GIVEN PASSAGE:
────
Systemic administration of GBR12909 significantly decreases both surface and intracellular NR2B proteins, total NR2B, NR2B mRNA expression, as well as NR2B pS1480, in the PFC. A, Representative images of Western blot analysis from the PFC slices incubated with the BS³ cross-linking reagent. BS³-linked surface NR2B was presented as high-molecular-weight aggregates (>500 kDa), whereas the intracellular NR2B remained in a monomeric form represented by a single molecular weight band at 180 kDa. In contrast, β-actin was located exclusively within cytoplasm as a monomer band, confirming effectiveness of the cross-linking. B, Top panel, Representative blots showing the protein levels of NR2B subunits after systemic administration of GBR12909 and coapplication of GBR12909 and GSK-3β inhibitor TDZD. Bottom panel, Quantitative analysis showed that relative protein levels of the presumptive surface, intracellular, and total NR2B subunits relative to the control levels (*p < 0.05; **p < 0.01). C, GBR12909 (10 mg/kg, i.p.; 1 h) significantly decreased the total protein expression of NR2B (p < 0.05) but not NR2A (p > 0.05). D, The mRNA expression of NR2B subunits was significantly decreased by systemic injection of GBR12909 (p < 0.05) and this effect was reversed by coapplication of GBR12909 and GSK-3β inhibitor TDZD (p = 0.93). In contrast, the GAPDH expressions were stable, without clear change. E, The DA-induced endocytosis of NR2B subunit was further confirmed by incubating the prefrontal cortical slices with membrane-impermeable cross-linking reagent BS³. Both surface and intracellular protein levels of NR2B subunits were significantly decreased by DA treatment (200 μm; 10 min; n = 4; p < 0.01). When DA was coapplied with dynasore (100 μm), the effect of DA on surface, but not intracellular, expression of NR2B, was partially but significantly blocked (n = 4; p < 0.05). F, GBR12909 injection (10 mg/kg, i.p.; 1 h) significantly increased the expression of NR2B pS1480 (p < 0.05), and this increase was blocked by preinjection of GSK-3β inhibitor TDZD 30 min in advance (1 mg/kg, i.p.). Error bars indicate SEM.

Figure 8.
────
Which substances does this figure legend name as being injected, incubated with slices, or coapplied? You won't need the listing.
────
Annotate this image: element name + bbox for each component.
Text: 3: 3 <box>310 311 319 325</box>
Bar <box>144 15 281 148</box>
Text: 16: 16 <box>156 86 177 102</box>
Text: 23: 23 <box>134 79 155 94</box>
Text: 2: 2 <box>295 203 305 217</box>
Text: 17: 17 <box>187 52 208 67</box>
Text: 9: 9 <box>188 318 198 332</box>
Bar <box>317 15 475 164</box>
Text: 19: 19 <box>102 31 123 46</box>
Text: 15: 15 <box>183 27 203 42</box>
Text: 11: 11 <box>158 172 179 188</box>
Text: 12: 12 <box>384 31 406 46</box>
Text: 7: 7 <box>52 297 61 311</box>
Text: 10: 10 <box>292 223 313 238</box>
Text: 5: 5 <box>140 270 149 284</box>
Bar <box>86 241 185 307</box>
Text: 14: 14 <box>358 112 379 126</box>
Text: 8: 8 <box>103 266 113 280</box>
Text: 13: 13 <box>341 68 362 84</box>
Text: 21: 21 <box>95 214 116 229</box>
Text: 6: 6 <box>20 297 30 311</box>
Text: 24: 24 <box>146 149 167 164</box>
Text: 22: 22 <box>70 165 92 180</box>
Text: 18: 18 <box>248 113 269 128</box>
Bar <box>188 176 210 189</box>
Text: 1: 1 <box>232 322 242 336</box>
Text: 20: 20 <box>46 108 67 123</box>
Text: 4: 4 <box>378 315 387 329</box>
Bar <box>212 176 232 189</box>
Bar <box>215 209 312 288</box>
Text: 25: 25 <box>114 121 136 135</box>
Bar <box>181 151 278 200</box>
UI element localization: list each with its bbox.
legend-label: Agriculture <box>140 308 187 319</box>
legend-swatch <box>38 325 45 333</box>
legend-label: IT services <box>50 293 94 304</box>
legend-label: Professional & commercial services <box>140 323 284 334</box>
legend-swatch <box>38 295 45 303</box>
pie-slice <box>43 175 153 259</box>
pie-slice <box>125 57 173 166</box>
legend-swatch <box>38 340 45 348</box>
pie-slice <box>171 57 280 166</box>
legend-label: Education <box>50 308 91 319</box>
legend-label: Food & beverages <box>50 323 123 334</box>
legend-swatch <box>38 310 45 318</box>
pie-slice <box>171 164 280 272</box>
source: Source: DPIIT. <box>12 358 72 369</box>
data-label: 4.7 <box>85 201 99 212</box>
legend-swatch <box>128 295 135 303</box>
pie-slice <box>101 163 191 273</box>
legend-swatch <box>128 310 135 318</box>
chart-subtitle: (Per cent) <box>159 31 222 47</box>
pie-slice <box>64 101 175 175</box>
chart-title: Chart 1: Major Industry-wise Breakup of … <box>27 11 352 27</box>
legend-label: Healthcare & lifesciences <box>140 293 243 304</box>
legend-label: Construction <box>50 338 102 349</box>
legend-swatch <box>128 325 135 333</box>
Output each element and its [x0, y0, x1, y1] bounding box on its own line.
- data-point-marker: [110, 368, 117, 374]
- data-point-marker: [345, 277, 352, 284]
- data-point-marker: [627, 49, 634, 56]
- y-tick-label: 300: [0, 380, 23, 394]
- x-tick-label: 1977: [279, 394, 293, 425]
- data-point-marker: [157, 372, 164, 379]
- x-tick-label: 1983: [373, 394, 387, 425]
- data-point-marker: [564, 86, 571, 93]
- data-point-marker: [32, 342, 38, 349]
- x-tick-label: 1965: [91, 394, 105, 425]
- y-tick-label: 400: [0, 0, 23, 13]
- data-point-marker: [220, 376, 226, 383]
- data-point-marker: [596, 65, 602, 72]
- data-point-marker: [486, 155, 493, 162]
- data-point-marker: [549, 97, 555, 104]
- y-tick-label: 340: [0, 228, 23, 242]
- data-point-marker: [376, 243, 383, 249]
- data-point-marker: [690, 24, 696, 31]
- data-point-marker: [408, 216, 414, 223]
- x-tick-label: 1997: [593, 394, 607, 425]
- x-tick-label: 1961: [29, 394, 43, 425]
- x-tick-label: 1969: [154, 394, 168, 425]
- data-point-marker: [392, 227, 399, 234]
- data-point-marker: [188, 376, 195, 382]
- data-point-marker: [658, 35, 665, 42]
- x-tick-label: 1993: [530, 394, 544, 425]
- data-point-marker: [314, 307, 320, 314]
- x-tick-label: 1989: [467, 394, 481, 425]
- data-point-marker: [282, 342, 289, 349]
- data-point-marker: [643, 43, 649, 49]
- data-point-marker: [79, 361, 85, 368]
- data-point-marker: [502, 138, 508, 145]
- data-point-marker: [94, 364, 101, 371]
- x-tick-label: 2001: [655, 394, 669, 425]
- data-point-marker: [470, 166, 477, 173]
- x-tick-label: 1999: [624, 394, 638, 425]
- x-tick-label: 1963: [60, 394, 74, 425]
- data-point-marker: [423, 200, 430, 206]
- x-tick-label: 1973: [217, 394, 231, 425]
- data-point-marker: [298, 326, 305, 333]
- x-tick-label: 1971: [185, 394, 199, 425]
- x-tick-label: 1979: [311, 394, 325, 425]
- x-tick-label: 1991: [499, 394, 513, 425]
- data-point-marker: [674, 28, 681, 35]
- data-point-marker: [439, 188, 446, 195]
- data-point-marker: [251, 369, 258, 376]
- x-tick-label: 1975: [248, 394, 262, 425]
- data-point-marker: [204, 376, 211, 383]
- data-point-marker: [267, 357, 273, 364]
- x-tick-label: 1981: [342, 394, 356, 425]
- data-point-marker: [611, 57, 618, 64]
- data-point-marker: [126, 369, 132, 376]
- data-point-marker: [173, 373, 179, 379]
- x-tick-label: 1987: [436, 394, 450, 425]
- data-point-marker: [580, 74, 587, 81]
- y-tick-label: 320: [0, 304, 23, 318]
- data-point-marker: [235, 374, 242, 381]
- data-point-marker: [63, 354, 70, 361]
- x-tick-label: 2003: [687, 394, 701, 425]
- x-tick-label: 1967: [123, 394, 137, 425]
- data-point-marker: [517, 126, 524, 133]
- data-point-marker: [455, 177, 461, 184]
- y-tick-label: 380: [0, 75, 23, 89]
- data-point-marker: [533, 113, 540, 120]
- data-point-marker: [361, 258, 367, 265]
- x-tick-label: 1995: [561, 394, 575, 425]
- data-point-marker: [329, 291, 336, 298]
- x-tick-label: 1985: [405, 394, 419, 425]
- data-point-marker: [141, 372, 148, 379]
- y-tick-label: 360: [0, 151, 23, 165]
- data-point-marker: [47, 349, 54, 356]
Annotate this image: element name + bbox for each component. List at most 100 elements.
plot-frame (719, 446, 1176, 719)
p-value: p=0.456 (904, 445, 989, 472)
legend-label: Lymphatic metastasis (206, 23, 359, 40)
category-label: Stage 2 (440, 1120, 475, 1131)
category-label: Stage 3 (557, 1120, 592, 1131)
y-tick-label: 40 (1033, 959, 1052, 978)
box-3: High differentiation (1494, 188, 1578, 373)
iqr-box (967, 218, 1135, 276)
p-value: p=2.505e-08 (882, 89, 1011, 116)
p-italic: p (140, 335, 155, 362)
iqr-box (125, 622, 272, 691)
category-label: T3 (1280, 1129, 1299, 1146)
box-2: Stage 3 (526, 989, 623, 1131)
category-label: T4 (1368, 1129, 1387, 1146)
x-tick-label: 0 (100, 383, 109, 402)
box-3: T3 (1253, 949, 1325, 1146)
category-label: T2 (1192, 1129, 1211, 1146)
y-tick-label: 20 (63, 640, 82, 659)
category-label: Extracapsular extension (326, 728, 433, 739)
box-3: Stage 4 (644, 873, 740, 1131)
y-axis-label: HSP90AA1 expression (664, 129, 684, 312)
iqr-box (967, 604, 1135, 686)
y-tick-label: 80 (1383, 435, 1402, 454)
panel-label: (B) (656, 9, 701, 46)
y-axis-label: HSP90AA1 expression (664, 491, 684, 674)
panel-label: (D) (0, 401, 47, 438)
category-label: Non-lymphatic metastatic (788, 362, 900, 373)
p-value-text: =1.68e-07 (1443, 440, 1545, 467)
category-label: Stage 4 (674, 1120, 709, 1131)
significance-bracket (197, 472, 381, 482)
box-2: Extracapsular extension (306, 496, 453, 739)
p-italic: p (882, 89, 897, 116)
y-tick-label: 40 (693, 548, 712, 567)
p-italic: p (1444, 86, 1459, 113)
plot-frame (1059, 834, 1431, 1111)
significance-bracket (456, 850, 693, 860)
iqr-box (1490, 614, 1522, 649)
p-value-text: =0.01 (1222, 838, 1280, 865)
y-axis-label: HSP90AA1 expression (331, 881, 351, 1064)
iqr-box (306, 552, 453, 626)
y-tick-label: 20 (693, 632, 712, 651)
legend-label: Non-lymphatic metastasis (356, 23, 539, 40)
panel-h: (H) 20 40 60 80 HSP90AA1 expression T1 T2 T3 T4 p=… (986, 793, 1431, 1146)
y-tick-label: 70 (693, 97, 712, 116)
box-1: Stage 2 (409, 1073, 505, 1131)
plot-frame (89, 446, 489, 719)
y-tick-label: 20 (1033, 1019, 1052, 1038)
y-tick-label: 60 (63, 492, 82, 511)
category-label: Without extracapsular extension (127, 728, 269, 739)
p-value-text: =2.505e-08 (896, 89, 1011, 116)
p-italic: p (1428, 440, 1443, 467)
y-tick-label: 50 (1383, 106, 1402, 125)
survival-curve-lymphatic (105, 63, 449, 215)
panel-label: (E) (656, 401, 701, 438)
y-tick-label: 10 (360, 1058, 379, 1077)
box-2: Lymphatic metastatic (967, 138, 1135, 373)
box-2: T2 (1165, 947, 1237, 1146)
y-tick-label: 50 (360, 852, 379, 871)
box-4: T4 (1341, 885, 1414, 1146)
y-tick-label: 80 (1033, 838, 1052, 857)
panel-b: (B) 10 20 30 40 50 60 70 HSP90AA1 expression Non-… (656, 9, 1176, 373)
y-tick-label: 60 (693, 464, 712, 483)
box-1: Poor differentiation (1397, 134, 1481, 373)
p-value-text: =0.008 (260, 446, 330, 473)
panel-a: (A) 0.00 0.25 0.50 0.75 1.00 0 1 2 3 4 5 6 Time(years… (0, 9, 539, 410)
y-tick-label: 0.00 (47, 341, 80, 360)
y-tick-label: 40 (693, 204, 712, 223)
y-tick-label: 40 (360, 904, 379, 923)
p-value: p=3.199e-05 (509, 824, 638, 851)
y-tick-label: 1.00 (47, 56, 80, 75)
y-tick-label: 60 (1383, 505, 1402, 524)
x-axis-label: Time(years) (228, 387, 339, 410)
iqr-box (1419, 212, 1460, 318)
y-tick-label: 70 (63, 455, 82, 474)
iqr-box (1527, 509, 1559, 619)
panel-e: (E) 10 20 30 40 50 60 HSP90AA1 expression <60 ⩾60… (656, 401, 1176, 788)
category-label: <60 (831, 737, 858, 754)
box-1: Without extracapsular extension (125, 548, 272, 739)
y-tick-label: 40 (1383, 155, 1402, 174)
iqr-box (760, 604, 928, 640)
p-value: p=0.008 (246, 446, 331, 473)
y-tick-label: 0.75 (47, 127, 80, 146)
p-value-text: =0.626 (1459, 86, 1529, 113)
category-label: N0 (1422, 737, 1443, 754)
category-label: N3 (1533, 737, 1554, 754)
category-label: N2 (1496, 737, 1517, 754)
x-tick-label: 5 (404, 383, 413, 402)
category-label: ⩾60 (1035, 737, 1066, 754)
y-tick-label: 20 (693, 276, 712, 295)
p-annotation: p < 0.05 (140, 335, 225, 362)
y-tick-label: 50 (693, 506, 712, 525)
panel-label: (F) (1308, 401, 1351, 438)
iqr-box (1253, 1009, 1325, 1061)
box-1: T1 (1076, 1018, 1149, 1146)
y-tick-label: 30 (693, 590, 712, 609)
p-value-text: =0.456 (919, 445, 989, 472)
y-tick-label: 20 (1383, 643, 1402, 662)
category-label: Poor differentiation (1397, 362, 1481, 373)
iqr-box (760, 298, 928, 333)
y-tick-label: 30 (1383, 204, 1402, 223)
────
EXERCISE RESULT: GBR12909, BS³, TDZD, DA, dynasore